> **What you need to do**:
Write out every entry exactly as it stands.

----

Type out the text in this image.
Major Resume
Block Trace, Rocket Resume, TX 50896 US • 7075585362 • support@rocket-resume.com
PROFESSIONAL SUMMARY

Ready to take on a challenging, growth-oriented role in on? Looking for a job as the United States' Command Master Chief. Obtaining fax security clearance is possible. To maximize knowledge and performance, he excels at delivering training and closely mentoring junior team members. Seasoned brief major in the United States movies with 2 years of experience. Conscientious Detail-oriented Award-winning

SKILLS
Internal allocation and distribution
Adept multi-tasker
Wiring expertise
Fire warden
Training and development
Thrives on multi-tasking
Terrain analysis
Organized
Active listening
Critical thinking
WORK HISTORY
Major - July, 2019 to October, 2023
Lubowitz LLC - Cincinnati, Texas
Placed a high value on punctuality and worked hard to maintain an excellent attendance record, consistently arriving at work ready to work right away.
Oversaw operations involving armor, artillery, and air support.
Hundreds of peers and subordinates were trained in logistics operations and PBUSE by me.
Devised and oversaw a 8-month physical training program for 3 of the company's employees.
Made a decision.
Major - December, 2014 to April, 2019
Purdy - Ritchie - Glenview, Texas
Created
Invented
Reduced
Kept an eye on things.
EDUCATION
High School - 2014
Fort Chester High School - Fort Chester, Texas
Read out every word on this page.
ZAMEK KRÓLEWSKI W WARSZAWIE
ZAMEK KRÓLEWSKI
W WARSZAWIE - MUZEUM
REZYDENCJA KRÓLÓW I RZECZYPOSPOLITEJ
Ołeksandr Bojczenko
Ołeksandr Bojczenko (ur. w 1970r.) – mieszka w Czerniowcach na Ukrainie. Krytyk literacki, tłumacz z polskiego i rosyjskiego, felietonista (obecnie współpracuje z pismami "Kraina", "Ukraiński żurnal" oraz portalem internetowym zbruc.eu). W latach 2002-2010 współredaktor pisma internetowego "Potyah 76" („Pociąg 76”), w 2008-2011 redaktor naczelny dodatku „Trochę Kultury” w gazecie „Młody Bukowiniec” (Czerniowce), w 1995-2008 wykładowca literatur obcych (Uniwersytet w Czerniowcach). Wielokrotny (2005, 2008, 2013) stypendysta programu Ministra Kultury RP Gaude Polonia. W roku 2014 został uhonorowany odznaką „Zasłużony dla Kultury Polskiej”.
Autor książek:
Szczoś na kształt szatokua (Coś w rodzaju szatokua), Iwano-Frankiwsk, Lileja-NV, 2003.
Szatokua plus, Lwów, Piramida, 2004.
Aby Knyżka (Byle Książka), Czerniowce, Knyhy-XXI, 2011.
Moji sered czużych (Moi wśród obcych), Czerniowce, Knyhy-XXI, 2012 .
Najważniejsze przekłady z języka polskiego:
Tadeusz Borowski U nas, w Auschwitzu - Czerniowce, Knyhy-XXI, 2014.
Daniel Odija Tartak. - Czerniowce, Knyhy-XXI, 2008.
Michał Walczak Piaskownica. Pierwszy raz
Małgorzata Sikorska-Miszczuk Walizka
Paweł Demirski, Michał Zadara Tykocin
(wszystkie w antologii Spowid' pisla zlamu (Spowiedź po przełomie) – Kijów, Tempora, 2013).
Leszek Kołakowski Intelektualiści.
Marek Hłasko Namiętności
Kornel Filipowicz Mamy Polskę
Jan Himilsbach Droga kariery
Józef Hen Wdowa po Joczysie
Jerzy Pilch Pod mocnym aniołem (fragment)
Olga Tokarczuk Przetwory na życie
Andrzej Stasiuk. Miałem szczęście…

----

> **Output of the exercise**:
Type out the text in this image.
Major Resume
Block Trace, Rocket Resume, TX 50896 US • 7075585362 • support@rocket-resume.com
PROFESSIONAL SUMMARY

Ready to take on a challenging, growth-oriented role in on? Looking for a job as the United States' Command Master Chief. Obtaining fax security clearance is possible. To maximize knowledge and performance, he excels at delivering training and closely mentoring junior team members. Seasoned brief major in the United States movies with 2 years of experience. Conscientious Detail-oriented Award-winning

SKILLS
Internal allocation and distribution
Adept multi-tasker
Wiring expertise
Fire warden
Training and development
Thrives on multi-tasking
Terrain analysis
Organized
Active listening
Critical thinking
WORK HISTORY
Major - July, 2019 to October, 2023
Lubowitz LLC - Cincinnati, Texas
Placed a high value on punctuality and worked hard to maintain an excellent attendance record, consistently arriving at work ready to work right away.
Oversaw operations involving armor, artillery, and air support.
Hundreds of peers and subordinates were trained in logistics operations and PBUSE by me.
Devised and oversaw a 8-month physical training program for 3 of the company's employees.
Made a decision.
Major - December, 2014 to April, 2019
Purdy - Ritchie - Glenview, Texas
Created
Invented
Reduced
Kept an eye on things.
EDUCATION
High School - 2014
Fort Chester High School - Fort Chester, Texas
Read out every word on this page.
ZAMEK KRÓLEWSKI W WARSZAWIE
ZAMEK KRÓLEWSKI
W WARSZAWIE - MUZEUM
REZYDENCJA KRÓLÓW I RZECZYPOSPOLITEJ
Ołeksandr Bojczenko
Ołeksandr Bojczenko (ur. w 1970r.) – mieszka w Czerniowcach na Ukrainie. Krytyk literacki, tłumacz z polskiego i rosyjskiego, felietonista (obecnie współpracuje z pismami "Kraina", "Ukraiński żurnal" oraz portalem internetowym zbruc.eu). W latach 2002-2010 współredaktor pisma internetowego "Potyah 76" („Pociąg 76”), w 2008-2011 redaktor naczelny dodatku „Trochę Kultury” w gazecie „Młody Bukowiniec” (Czerniowce), w 1995-2008 wykładowca literatur obcych (Uniwersytet w Czerniowcach). Wielokrotny (2005, 2008, 2013) stypendysta programu Ministra Kultury RP Gaude Polonia. W roku 2014 został uhonorowany odznaką „Zasłużony dla Kultury Polskiej”.
Autor książek:
Szczoś na kształt szatokua (Coś w rodzaju szatokua), Iwano-Frankiwsk, Lileja-NV, 2003.
Szatokua plus, Lwów, Piramida, 2004.
Aby Knyżka (Byle Książka), Czerniowce, Knyhy-XXI, 2011.
Moji sered czużych (Moi wśród obcych), Czerniowce, Knyhy-XXI, 2012 .
Najważniejsze przekłady z języka polskiego:
Tadeusz Borowski U nas, w Auschwitzu - Czerniowce, Knyhy-XXI, 2014.
Daniel Odija Tartak. - Czerniowce, Knyhy-XXI, 2008.
Michał Walczak Piaskownica. Pierwszy raz
Małgorzata Sikorska-Miszczuk Walizka
Paweł Demirski, Michał Zadara Tykocin
(wszystkie w antologii Spowid' pisla zlamu (Spowiedź po przełomie) – Kijów, Tempora, 2013).
Leszek Kołakowski Intelektualiści.
Marek Hłasko Namiętności
Kornel Filipowicz Mamy Polskę
Jan Himilsbach Droga kariery
Józef Hen Wdowa po Joczysie
Jerzy Pilch Pod mocnym aniołem (fragment)
Olga Tokarczuk Przetwory na życie
Andrzej Stasiuk. Miałem szczęście…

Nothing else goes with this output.